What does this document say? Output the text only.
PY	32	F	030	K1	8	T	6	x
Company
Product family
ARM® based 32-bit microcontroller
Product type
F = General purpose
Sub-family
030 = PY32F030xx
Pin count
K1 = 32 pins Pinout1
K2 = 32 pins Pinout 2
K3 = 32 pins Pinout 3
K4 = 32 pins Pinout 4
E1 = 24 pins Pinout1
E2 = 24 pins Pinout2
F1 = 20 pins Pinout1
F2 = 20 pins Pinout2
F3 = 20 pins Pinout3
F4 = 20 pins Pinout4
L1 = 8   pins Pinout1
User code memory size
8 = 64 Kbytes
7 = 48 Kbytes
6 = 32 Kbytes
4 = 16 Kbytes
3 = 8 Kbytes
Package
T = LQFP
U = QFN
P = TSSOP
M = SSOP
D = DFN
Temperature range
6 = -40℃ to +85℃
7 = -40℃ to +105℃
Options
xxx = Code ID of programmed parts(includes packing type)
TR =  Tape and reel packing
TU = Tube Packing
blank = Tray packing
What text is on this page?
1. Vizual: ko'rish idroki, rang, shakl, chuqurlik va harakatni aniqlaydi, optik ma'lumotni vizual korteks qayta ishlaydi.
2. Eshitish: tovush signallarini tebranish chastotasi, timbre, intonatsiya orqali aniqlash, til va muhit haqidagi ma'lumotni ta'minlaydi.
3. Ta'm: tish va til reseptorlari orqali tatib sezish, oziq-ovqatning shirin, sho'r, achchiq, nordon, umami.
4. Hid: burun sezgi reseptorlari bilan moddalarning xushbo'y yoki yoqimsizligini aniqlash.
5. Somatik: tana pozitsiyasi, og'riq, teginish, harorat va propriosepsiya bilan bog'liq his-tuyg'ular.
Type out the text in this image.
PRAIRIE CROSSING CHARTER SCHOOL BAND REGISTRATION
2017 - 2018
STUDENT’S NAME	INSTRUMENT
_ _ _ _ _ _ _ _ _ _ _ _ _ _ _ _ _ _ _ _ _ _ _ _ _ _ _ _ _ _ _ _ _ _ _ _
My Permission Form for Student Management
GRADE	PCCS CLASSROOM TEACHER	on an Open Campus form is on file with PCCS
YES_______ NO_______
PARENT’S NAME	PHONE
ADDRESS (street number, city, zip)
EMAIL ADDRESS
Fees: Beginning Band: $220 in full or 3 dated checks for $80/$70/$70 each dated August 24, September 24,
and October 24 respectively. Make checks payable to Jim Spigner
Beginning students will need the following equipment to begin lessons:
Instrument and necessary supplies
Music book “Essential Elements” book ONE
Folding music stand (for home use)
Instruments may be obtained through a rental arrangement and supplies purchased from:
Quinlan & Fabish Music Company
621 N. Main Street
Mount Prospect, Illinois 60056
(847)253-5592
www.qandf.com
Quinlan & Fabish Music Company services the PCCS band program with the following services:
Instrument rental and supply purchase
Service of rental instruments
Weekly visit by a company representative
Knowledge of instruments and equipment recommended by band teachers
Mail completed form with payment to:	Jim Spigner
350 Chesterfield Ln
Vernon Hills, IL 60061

====================

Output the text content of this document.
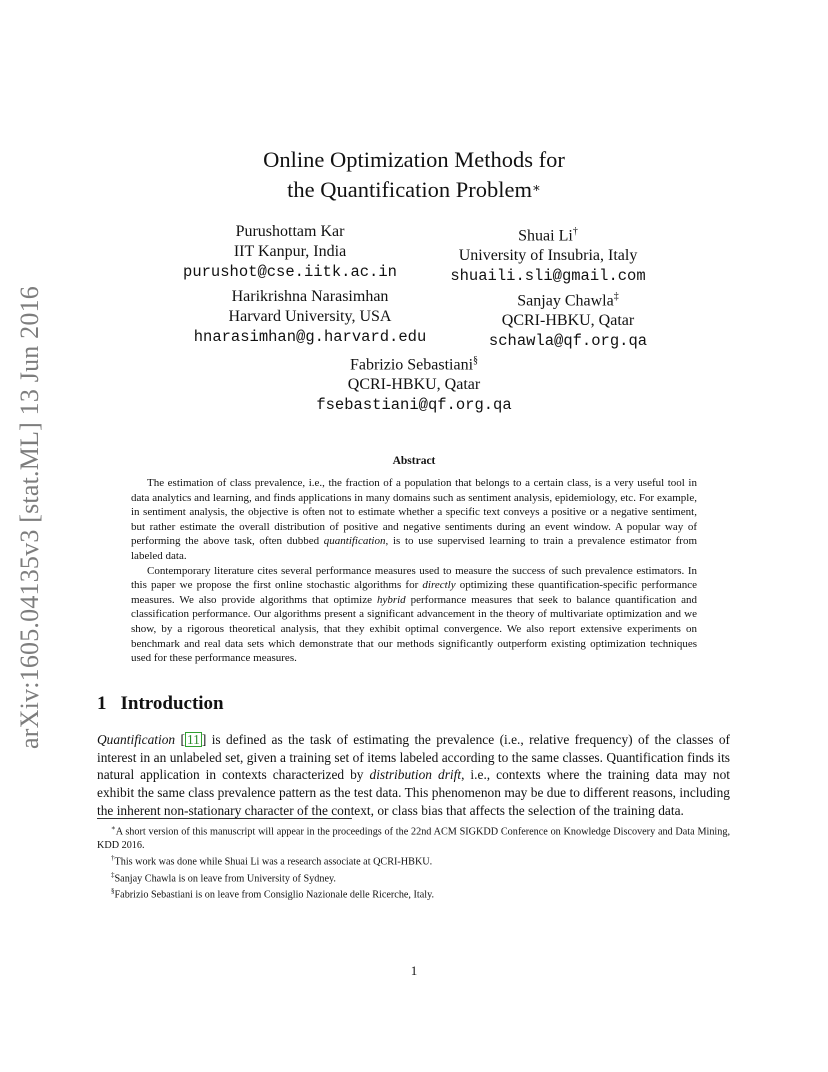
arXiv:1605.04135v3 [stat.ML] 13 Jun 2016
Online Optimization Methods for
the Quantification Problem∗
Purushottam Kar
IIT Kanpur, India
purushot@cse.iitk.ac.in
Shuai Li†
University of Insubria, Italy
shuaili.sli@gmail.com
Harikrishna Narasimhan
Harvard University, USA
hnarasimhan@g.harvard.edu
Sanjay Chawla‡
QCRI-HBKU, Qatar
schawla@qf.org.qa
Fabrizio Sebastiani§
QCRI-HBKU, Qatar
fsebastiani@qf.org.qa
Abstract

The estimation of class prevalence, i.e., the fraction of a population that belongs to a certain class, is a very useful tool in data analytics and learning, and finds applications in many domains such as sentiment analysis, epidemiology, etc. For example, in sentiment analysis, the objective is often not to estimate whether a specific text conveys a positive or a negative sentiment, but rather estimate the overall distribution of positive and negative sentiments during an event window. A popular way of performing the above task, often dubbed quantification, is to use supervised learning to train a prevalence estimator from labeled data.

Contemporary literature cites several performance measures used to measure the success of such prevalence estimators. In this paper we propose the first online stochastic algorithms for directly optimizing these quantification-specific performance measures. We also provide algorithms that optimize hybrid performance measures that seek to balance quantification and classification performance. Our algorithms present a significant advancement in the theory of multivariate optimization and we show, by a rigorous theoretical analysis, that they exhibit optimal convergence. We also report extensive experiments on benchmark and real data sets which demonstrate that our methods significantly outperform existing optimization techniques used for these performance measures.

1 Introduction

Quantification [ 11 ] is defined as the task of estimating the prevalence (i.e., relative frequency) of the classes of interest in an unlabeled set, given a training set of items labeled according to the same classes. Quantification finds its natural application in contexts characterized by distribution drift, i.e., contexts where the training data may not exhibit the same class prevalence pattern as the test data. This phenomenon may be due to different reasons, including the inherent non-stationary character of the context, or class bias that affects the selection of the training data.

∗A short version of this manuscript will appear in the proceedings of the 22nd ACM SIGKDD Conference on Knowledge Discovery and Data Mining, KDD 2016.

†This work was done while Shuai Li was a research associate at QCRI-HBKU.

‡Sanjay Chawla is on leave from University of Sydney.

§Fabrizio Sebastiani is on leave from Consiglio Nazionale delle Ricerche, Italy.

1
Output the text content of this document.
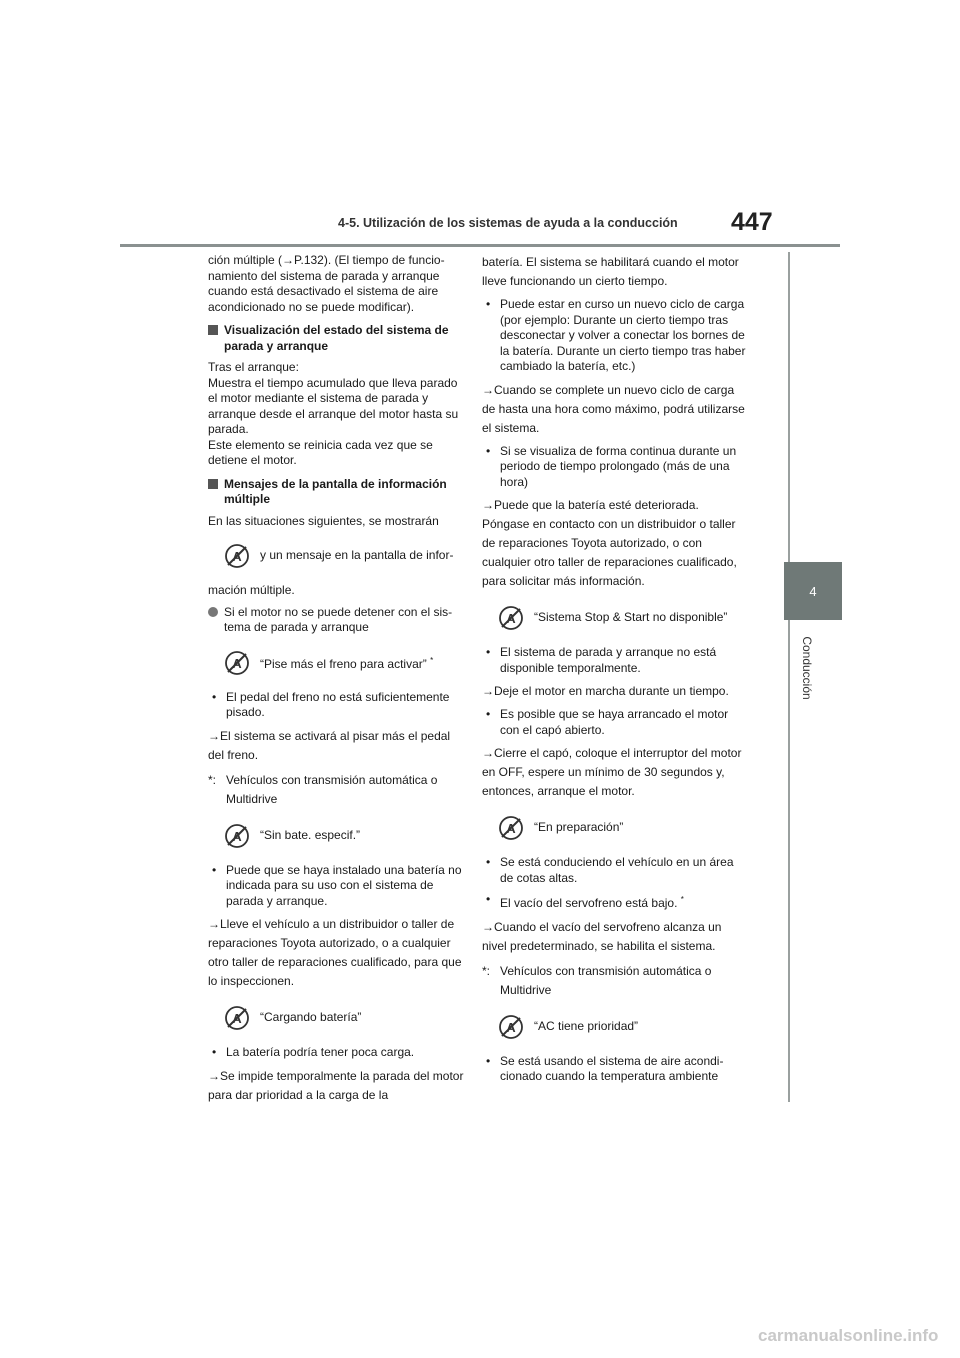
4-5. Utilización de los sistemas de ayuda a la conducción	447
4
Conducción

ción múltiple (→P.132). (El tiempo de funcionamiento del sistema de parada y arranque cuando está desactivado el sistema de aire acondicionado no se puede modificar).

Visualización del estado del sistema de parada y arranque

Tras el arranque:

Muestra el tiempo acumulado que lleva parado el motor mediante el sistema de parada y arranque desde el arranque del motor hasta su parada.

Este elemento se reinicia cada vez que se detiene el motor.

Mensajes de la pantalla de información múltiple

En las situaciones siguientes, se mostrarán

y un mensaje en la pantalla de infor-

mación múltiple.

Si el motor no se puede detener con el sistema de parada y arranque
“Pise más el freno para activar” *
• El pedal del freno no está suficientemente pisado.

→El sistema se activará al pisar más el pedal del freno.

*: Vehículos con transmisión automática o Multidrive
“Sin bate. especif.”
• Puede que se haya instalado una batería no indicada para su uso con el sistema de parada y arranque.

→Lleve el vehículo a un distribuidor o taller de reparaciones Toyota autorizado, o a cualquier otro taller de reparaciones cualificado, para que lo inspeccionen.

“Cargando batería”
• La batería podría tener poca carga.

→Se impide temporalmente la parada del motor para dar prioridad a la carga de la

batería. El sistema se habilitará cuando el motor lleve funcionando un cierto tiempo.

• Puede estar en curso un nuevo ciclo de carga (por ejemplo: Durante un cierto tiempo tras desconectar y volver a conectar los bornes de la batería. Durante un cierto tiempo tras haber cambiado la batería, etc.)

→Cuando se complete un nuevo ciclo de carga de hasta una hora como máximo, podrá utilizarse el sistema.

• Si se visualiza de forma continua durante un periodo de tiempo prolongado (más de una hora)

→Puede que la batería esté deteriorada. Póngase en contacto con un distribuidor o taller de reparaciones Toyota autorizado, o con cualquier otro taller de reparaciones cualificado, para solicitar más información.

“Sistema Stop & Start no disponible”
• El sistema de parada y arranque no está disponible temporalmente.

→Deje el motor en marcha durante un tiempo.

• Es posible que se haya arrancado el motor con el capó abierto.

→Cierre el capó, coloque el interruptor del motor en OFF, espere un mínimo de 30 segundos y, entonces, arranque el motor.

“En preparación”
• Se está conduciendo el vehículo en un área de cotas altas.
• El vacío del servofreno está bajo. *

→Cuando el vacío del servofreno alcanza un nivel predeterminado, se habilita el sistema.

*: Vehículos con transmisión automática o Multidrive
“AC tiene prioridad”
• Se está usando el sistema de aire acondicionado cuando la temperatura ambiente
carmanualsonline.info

====================

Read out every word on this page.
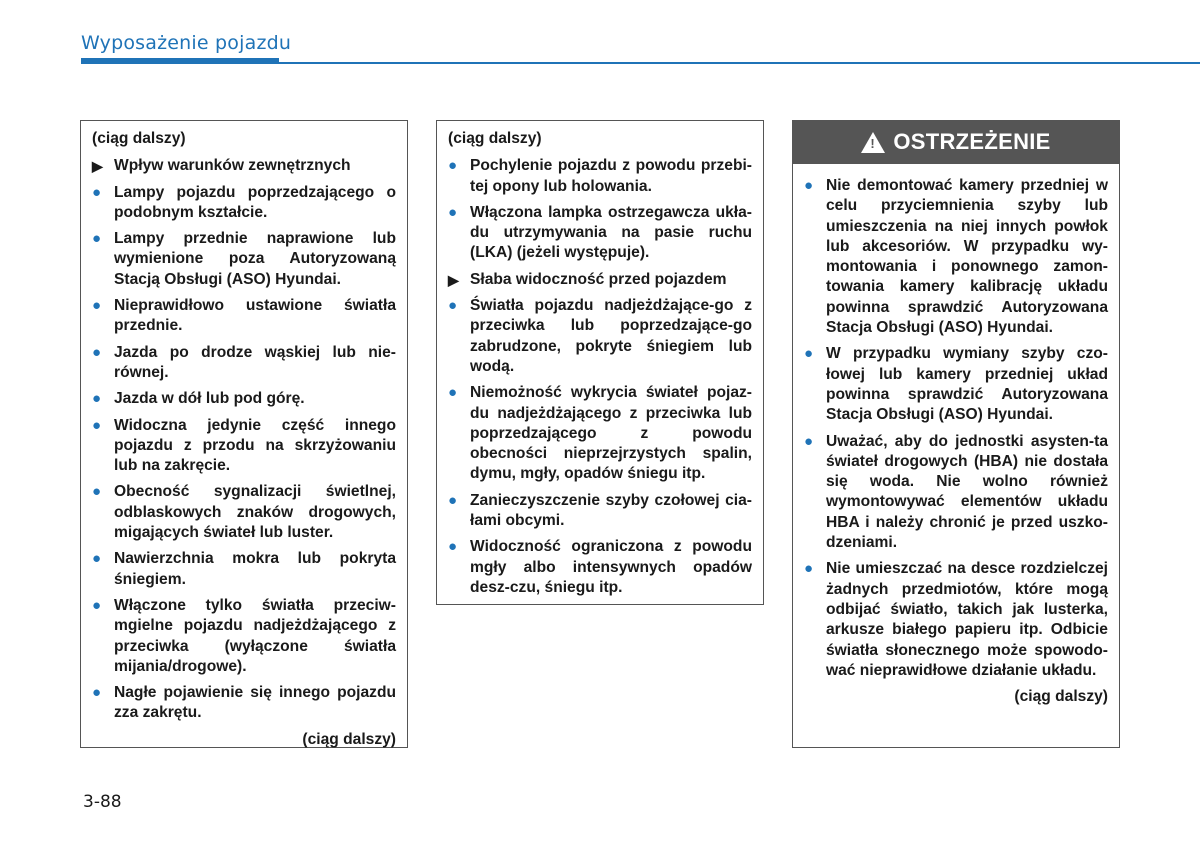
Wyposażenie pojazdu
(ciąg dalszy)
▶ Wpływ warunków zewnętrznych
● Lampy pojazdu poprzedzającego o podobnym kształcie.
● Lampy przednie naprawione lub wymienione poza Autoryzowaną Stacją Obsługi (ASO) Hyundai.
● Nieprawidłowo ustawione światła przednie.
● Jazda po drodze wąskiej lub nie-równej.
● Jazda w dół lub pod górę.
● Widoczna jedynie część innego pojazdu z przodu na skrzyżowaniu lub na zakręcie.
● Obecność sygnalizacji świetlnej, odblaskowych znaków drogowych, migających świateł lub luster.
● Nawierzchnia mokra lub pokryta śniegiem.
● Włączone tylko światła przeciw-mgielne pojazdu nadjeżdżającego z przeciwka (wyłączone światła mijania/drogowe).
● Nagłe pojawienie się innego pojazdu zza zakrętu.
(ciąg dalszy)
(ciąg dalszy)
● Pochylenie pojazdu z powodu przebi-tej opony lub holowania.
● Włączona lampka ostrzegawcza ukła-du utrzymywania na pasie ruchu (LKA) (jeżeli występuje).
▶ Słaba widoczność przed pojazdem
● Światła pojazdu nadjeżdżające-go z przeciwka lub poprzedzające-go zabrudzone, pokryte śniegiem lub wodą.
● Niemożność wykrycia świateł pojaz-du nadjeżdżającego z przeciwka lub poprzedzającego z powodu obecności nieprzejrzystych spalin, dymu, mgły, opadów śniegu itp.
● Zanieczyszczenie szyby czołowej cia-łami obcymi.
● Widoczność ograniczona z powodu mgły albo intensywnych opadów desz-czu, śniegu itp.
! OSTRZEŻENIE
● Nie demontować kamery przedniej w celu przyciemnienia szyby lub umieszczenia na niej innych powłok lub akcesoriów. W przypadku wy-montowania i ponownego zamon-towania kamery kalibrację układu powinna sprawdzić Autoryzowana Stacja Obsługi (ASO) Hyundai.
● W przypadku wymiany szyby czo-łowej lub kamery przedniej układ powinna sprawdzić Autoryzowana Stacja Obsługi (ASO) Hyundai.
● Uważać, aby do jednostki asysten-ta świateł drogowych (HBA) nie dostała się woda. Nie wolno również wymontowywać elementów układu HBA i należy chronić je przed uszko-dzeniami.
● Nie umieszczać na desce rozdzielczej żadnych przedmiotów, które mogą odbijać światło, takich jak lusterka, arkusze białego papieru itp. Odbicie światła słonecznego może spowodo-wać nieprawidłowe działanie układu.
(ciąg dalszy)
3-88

====================

> WHAT THE TASK ASKS
Looking at the records above, tally the lines holding "Sanjay" and reply with that number only.

> EXERCISE RESPONSE
2